▶ [What the exercise asks]: Find the lines of data that contain the string "base", then list them.

** BEGIN Data provided **

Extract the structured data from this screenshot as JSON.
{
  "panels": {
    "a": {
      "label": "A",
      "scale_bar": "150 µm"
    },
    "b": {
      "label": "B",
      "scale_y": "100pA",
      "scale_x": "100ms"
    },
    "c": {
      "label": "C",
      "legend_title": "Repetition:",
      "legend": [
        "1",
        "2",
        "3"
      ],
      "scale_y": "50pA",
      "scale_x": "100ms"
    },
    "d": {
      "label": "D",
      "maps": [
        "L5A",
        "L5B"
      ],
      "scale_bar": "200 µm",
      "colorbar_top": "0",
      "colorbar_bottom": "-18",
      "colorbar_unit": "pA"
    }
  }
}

** END Data provided **
** BEGIN Data provided **

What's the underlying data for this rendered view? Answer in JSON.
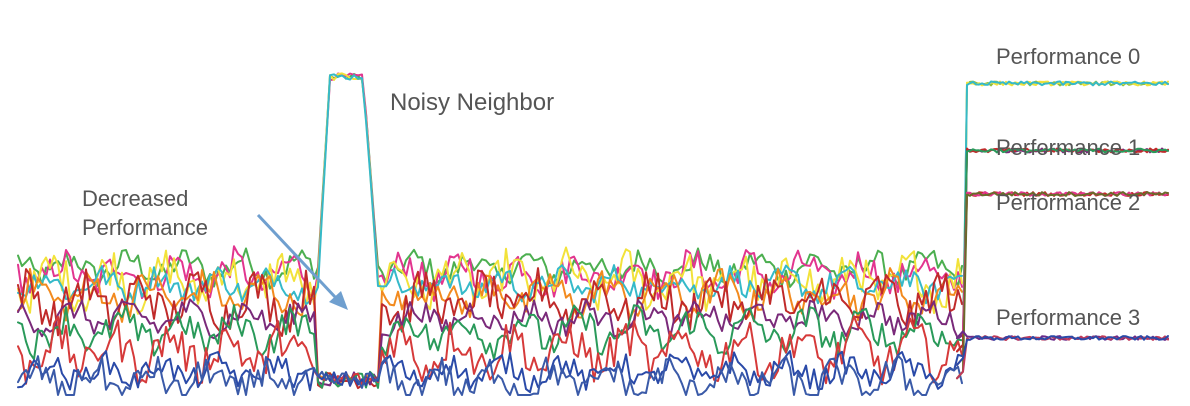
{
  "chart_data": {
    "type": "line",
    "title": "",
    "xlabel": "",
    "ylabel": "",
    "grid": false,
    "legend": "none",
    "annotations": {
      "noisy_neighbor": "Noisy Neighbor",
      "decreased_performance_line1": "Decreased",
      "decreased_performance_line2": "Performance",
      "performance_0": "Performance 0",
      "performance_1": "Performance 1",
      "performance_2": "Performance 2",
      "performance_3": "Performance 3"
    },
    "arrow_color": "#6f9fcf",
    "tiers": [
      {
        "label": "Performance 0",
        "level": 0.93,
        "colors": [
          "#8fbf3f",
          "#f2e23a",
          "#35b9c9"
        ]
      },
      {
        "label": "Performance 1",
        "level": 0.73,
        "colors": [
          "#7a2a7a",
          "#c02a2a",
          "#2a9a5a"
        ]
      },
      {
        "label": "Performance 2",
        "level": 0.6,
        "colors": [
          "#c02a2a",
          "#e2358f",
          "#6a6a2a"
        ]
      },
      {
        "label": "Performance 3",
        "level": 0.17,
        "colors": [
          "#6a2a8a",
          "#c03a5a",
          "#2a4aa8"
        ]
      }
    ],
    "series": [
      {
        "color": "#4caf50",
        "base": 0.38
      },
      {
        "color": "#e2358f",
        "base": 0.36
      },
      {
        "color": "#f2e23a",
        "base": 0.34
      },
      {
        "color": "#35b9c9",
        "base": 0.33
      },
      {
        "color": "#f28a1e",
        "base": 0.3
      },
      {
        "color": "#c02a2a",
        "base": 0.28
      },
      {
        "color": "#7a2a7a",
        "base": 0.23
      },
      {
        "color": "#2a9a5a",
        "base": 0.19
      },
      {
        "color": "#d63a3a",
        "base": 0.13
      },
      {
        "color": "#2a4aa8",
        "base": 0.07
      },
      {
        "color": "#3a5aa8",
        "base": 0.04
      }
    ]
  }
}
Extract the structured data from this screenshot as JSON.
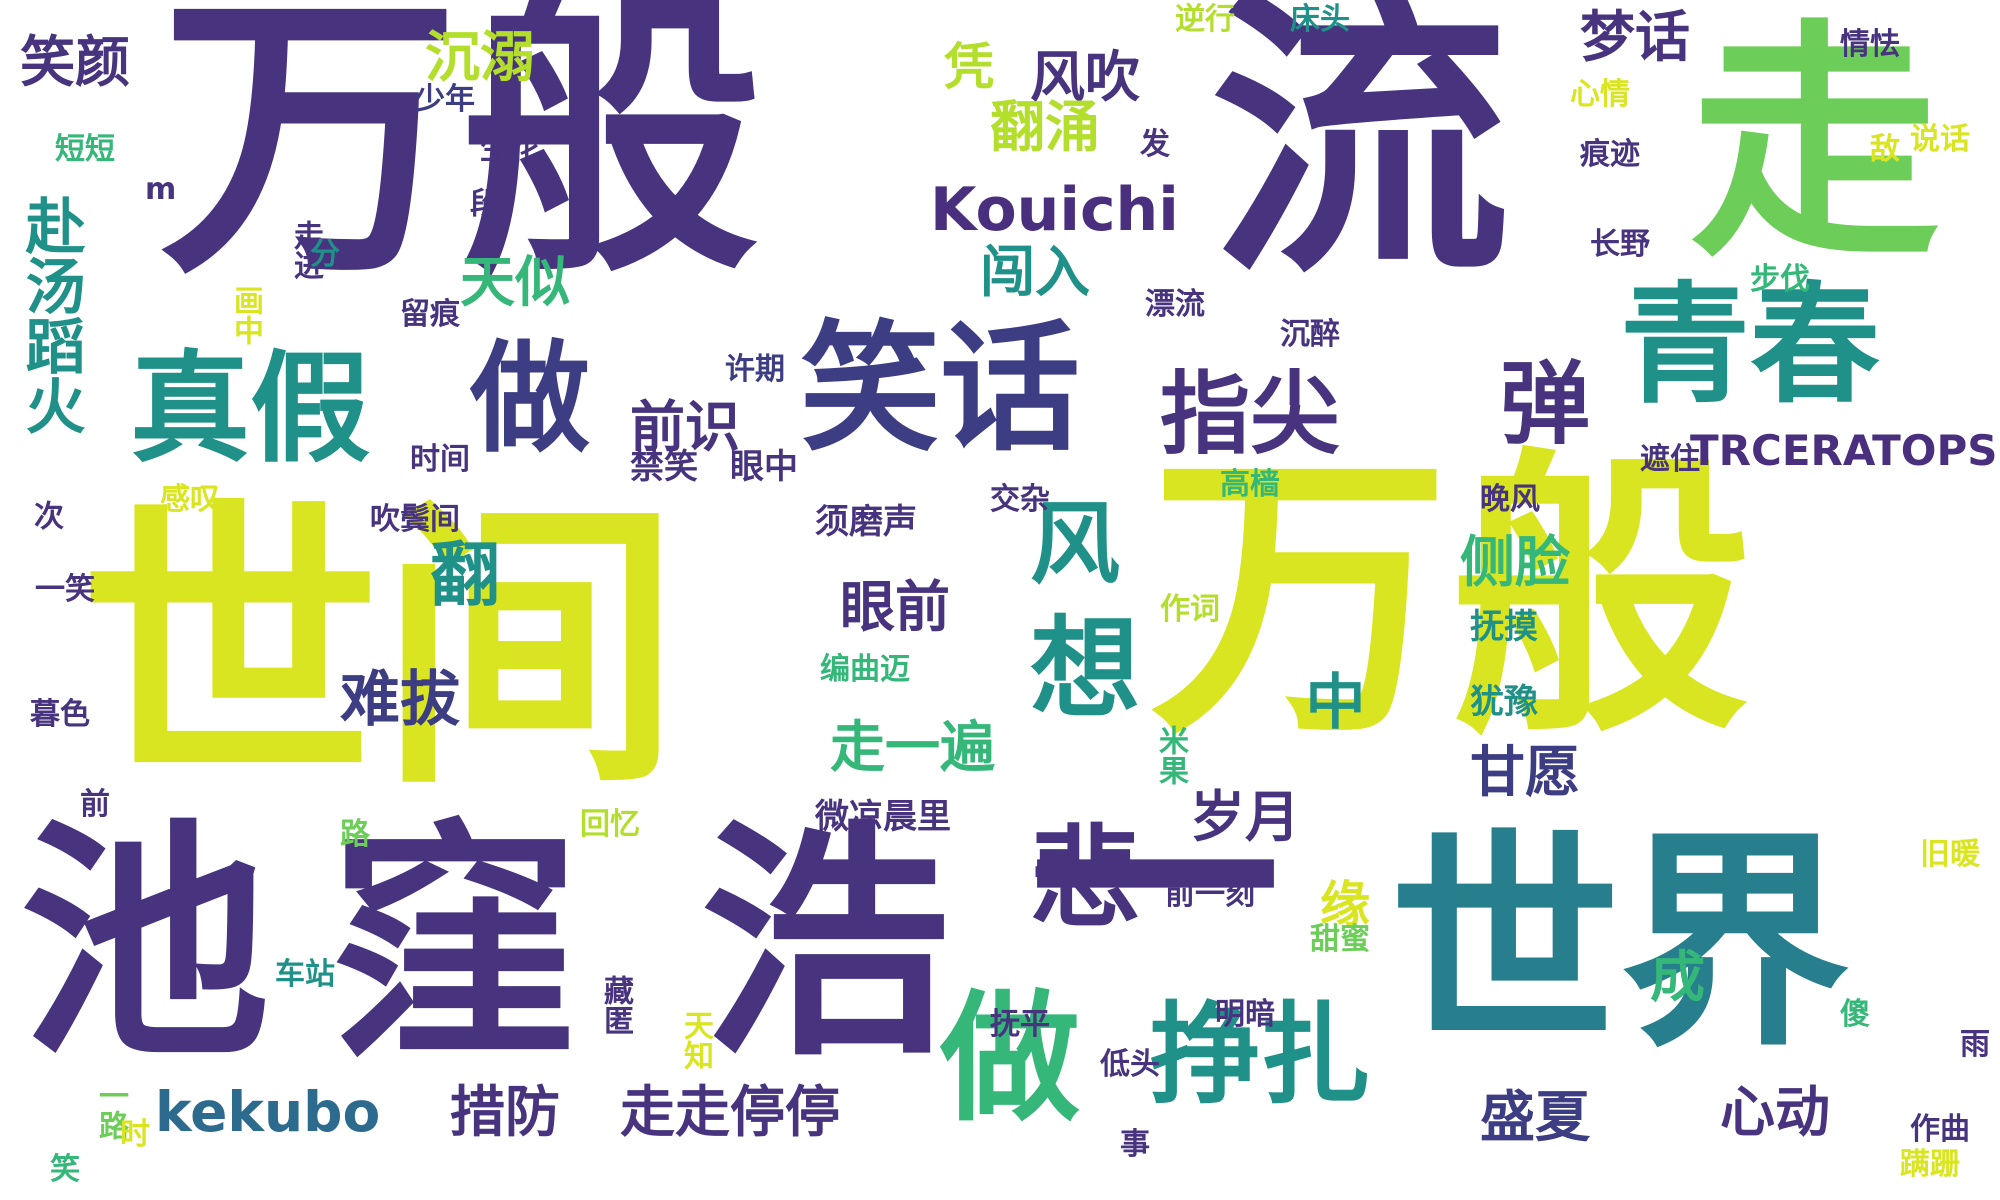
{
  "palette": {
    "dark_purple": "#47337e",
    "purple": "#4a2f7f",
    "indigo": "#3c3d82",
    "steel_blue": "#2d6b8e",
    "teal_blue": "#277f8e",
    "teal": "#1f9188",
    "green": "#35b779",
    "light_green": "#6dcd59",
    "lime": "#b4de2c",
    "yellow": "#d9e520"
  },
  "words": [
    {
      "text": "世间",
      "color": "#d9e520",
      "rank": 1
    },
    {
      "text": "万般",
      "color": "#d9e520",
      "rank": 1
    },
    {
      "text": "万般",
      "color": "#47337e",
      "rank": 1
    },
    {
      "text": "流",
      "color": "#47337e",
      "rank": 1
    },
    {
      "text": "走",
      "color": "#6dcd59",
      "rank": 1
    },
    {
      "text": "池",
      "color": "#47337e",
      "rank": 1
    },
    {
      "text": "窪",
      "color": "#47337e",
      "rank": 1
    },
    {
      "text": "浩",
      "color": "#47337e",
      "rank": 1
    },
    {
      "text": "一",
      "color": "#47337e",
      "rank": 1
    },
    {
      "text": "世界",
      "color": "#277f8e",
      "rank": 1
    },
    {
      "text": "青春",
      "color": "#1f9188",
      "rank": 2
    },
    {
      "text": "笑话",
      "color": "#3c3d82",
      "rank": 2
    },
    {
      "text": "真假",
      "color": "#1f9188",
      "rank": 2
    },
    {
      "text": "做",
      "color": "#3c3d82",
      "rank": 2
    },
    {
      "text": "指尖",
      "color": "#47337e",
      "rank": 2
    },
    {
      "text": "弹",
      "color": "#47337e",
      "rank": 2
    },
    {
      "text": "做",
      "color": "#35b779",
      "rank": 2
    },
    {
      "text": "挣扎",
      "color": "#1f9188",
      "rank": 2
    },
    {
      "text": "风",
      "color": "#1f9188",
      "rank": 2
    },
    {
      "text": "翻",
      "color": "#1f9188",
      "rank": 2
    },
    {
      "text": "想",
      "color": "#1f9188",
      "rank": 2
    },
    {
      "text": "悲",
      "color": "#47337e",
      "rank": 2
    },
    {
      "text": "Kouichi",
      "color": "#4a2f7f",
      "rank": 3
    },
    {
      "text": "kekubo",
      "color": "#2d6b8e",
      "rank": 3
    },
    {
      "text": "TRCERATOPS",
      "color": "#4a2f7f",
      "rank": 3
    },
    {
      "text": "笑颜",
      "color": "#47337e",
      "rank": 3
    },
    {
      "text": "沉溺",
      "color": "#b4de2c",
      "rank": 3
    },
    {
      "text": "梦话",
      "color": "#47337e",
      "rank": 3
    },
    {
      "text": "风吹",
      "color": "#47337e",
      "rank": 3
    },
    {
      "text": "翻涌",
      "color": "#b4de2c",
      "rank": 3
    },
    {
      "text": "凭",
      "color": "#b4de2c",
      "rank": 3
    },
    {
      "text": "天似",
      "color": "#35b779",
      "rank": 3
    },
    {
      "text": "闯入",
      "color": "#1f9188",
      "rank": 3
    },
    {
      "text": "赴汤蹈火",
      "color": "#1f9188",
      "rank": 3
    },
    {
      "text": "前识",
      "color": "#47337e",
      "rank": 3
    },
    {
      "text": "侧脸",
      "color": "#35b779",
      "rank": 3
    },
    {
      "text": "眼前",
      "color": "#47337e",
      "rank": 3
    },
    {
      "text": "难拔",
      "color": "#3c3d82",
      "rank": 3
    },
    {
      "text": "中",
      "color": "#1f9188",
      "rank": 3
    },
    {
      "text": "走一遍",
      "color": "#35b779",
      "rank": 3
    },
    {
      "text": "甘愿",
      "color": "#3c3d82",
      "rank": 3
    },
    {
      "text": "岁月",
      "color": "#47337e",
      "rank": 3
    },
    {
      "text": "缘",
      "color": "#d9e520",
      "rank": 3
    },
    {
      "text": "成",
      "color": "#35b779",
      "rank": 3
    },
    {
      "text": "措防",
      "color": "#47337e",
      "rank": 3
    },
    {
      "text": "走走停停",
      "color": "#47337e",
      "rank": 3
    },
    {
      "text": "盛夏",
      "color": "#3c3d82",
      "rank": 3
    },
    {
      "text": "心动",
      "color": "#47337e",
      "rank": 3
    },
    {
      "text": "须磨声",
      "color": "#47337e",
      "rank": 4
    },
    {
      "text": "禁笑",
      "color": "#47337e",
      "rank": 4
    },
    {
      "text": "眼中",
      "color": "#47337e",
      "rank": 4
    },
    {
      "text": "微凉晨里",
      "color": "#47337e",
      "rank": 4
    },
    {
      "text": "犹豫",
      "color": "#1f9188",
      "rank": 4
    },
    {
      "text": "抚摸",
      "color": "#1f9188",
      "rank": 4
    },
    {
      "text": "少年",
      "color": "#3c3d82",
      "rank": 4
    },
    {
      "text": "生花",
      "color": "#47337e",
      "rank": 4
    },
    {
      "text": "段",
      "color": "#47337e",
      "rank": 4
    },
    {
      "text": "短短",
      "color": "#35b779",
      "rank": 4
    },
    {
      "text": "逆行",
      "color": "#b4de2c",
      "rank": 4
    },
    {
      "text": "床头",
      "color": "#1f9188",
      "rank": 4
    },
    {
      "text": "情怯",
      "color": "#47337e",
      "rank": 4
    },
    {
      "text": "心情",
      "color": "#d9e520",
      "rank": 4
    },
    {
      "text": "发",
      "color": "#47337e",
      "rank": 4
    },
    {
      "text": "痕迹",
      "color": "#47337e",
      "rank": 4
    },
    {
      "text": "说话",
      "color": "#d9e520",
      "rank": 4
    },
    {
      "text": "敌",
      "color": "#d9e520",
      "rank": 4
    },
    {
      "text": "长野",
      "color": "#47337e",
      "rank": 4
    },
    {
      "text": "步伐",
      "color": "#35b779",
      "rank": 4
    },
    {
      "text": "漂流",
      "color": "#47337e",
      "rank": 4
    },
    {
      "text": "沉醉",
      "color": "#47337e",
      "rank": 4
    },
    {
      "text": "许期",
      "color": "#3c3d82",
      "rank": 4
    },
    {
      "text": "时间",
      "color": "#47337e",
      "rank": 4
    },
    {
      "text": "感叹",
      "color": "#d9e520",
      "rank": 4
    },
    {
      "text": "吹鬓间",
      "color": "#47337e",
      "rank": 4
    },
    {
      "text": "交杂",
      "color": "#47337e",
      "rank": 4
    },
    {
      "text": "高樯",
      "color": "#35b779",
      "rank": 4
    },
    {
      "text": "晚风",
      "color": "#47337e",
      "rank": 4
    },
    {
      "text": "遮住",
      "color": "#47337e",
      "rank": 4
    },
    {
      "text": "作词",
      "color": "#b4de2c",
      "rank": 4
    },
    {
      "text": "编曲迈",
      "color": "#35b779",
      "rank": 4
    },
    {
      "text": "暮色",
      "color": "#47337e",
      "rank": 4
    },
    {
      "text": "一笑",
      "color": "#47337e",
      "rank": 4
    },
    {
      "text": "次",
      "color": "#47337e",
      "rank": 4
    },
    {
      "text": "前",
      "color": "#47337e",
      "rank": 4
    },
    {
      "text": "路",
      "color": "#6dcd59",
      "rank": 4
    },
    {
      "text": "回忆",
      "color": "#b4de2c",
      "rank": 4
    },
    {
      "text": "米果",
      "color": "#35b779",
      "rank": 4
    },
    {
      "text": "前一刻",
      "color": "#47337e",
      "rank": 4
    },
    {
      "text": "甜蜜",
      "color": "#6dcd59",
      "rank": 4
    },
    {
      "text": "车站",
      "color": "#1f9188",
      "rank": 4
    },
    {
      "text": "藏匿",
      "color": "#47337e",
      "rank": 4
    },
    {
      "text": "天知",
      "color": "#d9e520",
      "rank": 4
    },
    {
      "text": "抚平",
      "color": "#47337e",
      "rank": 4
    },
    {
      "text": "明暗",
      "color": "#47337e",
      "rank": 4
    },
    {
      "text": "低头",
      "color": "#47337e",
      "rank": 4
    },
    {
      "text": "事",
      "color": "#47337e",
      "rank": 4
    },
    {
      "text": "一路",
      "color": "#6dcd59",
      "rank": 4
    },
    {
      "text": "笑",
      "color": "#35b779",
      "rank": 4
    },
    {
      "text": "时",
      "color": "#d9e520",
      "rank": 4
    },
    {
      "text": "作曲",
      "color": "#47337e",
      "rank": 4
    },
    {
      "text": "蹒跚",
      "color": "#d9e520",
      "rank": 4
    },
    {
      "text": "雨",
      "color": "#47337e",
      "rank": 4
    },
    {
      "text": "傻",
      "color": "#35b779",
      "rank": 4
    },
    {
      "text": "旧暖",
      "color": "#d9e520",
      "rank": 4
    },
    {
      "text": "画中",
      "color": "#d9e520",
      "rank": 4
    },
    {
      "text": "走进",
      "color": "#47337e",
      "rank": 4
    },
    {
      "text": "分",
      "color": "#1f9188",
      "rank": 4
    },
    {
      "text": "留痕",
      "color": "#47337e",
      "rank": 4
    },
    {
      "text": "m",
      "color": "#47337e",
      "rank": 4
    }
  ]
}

** END Data provided **

▶ [Solution to the exercise]:
        "base": 0.38
        "base": 0.36
        "base": 0.34
        "base": 0.33
        "base": 0.3
        "base": 0.28
        "base": 0.23
        "base": 0.19
        "base": 0.13
        "base": 0.07
        "base": 0.04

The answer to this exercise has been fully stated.